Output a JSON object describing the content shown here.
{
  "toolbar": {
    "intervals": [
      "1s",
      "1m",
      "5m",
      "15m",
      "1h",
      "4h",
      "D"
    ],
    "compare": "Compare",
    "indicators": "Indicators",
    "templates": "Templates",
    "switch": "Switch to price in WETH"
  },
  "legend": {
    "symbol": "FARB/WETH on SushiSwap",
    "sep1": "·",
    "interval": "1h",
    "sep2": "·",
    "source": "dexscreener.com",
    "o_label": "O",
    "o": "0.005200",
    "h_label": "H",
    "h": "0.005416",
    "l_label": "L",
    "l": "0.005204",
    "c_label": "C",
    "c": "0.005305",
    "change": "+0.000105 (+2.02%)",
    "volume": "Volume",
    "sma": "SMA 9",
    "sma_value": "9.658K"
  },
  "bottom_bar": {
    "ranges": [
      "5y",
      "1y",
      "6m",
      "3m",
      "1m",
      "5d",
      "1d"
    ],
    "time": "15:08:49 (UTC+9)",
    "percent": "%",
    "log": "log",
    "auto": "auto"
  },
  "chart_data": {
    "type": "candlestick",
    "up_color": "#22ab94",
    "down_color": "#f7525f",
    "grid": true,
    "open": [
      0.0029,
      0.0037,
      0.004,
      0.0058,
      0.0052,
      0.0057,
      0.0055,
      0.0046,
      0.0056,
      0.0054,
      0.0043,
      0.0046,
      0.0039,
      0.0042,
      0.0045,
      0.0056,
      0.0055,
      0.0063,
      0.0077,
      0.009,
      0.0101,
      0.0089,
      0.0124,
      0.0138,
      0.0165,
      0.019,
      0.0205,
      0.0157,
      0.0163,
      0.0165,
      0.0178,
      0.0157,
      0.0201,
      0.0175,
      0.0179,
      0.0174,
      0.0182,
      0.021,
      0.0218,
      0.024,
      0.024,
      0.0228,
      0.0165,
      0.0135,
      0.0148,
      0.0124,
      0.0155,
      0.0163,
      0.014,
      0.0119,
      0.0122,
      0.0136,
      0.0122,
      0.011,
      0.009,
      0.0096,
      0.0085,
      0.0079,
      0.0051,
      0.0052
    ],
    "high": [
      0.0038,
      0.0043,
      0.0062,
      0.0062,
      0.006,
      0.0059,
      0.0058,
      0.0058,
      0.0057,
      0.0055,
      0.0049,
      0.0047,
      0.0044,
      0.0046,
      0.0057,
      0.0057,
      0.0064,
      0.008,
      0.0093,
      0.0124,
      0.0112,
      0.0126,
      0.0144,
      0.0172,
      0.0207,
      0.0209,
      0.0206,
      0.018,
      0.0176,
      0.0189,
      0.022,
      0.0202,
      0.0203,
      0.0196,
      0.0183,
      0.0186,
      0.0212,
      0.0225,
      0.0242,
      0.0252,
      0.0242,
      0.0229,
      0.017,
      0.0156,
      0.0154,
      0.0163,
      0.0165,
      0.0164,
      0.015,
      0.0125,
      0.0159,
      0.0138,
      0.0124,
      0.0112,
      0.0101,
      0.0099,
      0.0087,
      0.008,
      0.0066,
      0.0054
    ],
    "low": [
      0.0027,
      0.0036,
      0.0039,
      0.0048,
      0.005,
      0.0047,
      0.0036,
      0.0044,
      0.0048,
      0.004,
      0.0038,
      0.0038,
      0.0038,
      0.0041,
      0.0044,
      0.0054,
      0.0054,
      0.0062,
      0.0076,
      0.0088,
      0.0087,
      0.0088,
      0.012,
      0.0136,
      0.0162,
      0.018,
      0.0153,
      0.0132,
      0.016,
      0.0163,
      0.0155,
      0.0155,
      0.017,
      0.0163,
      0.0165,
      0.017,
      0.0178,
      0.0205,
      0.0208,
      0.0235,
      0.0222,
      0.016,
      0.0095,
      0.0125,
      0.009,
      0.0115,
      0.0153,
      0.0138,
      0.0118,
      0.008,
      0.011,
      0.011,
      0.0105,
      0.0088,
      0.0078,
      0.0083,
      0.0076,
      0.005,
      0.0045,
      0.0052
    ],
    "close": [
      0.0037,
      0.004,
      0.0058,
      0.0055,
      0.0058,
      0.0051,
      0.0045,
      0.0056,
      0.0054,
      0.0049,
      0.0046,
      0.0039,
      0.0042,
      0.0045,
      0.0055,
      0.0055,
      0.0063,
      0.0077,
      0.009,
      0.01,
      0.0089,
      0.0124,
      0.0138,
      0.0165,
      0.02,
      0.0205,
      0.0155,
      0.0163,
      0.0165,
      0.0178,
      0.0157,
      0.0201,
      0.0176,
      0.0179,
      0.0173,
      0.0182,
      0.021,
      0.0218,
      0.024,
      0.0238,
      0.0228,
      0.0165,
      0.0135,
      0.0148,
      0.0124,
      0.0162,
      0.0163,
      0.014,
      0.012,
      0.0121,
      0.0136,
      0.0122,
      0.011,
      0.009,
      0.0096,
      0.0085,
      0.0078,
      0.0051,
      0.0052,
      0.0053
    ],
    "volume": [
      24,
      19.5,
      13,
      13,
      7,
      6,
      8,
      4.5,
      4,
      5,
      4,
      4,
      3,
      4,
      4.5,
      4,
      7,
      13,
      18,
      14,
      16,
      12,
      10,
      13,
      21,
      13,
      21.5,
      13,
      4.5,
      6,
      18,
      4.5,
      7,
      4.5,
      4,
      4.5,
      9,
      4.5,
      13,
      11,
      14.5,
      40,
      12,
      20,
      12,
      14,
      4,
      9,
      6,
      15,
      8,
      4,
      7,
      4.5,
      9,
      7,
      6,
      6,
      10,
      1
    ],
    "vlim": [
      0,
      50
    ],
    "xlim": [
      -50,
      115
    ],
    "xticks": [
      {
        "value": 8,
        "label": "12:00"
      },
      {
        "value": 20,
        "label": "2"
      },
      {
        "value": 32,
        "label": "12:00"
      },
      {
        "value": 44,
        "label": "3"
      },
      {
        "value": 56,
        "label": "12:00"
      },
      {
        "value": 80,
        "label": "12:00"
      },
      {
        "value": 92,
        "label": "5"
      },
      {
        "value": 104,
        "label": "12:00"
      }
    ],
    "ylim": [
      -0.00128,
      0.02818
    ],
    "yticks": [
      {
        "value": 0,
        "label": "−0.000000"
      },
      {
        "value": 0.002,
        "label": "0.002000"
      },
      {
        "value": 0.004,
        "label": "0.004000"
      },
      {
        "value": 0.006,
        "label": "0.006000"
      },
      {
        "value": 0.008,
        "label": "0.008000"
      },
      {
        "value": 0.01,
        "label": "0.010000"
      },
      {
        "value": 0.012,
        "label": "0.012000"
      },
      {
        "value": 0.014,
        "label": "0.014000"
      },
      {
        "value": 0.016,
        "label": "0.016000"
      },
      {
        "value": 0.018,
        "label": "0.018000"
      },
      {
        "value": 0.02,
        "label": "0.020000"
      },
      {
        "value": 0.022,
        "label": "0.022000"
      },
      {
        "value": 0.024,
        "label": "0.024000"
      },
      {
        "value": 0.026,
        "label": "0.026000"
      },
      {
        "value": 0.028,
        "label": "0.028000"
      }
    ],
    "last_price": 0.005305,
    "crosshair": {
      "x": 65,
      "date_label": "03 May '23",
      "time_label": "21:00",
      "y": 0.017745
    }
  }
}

+===+

**What you need to do**
Track down the lines that include the word "WETH" and copy them.

**Task answer**
    "switch": "Switch to price in WETH"
    "symbol": "FARB/WETH on SushiSwap",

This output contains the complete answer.